# EXERCISE OBJECTIVE
Find the lines below that contain the string "Columbia". Copy each one.
==== ENTRIES SHOWN ====
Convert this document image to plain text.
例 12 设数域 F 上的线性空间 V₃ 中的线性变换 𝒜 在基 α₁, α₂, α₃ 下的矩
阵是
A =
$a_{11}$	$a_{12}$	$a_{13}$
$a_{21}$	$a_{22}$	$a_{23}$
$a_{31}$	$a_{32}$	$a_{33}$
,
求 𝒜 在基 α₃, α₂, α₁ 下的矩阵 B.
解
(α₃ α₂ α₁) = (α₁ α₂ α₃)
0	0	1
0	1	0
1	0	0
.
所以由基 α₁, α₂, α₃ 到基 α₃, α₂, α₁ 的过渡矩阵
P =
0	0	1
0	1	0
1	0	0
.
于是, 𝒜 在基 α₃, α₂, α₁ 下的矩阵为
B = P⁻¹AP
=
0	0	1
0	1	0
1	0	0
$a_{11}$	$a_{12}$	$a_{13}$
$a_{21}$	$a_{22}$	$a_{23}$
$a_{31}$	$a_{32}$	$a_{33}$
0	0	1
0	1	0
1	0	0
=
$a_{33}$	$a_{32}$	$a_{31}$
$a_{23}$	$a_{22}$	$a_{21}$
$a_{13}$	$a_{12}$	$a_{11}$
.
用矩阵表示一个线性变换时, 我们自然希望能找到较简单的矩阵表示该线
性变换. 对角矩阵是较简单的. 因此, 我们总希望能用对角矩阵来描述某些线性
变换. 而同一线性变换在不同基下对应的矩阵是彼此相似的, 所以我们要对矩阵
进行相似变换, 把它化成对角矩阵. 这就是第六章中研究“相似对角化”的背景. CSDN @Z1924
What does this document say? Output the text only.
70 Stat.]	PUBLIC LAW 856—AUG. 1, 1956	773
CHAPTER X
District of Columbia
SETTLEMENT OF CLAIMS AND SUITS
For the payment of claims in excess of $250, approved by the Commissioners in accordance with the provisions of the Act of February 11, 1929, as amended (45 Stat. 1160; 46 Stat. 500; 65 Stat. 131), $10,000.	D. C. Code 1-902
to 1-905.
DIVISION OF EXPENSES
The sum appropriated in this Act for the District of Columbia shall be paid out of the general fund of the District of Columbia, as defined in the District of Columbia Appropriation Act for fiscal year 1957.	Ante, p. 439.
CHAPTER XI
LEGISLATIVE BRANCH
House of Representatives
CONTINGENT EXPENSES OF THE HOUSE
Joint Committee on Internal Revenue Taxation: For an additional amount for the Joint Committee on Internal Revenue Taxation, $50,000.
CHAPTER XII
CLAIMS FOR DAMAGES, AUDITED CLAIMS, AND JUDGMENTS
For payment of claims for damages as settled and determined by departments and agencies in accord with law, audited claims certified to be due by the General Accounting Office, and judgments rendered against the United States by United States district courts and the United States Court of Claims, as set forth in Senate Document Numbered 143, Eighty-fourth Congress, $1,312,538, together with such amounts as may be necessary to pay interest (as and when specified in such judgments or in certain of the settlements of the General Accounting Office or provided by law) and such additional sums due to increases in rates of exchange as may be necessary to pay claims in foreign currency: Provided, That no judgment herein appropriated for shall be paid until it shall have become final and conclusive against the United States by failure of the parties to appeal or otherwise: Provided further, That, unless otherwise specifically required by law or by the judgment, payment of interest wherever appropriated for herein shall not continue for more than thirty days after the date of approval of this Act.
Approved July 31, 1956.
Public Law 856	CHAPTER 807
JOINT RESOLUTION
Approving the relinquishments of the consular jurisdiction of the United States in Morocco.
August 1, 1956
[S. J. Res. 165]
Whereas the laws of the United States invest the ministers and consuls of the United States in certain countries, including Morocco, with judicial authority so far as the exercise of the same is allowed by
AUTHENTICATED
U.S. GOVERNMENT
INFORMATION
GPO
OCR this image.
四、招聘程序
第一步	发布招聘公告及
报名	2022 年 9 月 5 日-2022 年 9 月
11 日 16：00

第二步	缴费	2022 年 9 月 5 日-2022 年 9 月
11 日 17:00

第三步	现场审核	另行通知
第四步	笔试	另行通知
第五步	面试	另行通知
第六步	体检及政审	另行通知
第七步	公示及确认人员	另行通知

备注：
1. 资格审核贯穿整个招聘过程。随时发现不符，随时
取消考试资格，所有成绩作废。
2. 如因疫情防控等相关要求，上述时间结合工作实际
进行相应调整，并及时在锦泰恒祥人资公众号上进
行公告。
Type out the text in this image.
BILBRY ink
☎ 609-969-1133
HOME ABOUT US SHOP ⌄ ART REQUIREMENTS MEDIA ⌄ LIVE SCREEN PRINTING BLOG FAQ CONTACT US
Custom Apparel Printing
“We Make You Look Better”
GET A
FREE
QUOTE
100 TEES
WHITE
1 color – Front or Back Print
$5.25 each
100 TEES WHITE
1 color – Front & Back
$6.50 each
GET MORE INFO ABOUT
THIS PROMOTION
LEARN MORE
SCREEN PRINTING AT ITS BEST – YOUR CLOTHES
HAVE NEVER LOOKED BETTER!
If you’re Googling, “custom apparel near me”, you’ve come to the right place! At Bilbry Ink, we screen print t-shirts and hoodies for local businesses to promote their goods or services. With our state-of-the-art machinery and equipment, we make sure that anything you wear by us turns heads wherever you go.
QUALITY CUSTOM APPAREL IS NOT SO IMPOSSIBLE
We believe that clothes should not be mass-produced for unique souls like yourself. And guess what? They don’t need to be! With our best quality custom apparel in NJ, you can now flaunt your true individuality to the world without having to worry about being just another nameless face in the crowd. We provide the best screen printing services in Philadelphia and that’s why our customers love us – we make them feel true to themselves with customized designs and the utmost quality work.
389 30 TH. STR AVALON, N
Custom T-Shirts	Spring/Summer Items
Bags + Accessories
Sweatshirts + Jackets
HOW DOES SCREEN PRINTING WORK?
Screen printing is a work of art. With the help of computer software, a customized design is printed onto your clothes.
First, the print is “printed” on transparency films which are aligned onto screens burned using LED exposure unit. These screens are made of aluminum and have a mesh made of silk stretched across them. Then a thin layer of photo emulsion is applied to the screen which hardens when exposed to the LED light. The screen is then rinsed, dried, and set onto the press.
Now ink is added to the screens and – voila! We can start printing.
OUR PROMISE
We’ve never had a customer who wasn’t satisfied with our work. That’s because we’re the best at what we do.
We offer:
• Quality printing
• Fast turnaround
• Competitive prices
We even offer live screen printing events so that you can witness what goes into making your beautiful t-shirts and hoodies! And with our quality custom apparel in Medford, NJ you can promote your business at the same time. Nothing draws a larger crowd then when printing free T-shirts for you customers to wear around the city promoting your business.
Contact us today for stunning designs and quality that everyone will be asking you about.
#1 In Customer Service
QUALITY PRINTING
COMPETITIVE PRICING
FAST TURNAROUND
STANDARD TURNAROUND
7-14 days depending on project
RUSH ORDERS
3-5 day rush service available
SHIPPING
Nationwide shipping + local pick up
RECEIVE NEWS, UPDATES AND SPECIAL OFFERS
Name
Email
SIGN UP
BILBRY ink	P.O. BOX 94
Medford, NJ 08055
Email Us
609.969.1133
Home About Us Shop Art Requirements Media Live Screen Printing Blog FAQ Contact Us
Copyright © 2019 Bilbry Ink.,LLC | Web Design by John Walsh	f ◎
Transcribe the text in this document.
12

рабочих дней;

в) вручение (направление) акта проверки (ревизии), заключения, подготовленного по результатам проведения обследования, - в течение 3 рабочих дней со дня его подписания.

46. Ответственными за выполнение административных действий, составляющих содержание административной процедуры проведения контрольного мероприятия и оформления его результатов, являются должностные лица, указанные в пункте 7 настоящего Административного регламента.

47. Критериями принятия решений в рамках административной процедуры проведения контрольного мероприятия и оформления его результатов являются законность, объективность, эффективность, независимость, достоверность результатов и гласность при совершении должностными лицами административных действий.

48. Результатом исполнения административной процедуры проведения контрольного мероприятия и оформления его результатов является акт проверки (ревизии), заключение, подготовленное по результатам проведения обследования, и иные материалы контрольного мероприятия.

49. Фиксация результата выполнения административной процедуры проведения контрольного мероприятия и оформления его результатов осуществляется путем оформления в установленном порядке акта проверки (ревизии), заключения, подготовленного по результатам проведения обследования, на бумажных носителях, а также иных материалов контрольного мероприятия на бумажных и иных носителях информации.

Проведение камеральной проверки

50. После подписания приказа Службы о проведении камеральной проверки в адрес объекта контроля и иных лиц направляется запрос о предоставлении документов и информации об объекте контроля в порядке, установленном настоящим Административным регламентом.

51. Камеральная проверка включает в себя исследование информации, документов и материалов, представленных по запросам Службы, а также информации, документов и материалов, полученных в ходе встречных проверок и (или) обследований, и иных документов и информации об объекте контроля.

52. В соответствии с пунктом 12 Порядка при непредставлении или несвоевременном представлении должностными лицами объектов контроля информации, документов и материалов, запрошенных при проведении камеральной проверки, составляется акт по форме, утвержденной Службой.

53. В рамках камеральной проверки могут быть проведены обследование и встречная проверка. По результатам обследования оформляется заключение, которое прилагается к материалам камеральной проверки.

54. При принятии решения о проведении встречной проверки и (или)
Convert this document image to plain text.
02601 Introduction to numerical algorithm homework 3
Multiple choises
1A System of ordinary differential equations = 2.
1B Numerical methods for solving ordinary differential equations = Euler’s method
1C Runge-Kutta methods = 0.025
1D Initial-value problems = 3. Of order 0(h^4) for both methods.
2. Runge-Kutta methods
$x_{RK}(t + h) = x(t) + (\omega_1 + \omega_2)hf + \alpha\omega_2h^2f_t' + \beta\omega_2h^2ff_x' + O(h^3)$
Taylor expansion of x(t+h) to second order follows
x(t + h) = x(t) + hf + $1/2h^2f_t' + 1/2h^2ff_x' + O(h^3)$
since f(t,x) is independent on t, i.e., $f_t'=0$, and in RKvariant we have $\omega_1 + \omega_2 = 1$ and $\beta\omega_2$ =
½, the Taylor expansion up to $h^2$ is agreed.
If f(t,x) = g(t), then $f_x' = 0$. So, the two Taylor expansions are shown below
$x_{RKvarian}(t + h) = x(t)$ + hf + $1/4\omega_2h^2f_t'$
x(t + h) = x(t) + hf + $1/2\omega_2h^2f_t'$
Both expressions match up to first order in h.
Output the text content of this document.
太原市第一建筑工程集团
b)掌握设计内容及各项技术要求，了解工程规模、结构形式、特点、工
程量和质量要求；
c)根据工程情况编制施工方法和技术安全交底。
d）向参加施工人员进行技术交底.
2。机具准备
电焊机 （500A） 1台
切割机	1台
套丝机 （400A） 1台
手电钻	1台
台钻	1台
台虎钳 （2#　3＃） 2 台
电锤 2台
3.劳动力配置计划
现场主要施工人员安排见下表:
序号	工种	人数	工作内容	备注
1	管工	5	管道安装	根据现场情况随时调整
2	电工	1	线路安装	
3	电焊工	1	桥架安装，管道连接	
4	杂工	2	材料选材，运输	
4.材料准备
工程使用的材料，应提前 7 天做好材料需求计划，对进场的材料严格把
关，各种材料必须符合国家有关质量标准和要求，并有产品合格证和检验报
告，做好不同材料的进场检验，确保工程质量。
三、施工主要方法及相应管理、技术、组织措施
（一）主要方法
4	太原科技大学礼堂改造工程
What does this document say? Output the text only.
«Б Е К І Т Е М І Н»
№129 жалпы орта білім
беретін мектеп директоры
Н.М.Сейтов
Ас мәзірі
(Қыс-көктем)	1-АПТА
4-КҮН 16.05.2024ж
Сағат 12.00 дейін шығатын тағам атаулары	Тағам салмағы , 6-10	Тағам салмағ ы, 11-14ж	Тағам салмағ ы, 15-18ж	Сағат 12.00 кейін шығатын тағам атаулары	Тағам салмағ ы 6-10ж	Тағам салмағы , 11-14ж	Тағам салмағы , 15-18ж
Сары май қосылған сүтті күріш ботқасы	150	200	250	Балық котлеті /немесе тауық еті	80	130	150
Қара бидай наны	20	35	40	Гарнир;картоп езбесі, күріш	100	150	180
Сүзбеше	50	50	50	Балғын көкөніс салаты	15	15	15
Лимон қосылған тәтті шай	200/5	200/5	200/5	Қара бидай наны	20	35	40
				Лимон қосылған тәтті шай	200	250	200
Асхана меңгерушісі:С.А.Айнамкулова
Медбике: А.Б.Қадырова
====
# RESULT OF THIS EXERCISE
District of Columbia
The sum appropriated in this Act for the District of Columbia shall be paid out of the general fund of the District of Columbia, as defined in the District of Columbia Appropriation Act for fiscal year 1957.	Ante, p. 439.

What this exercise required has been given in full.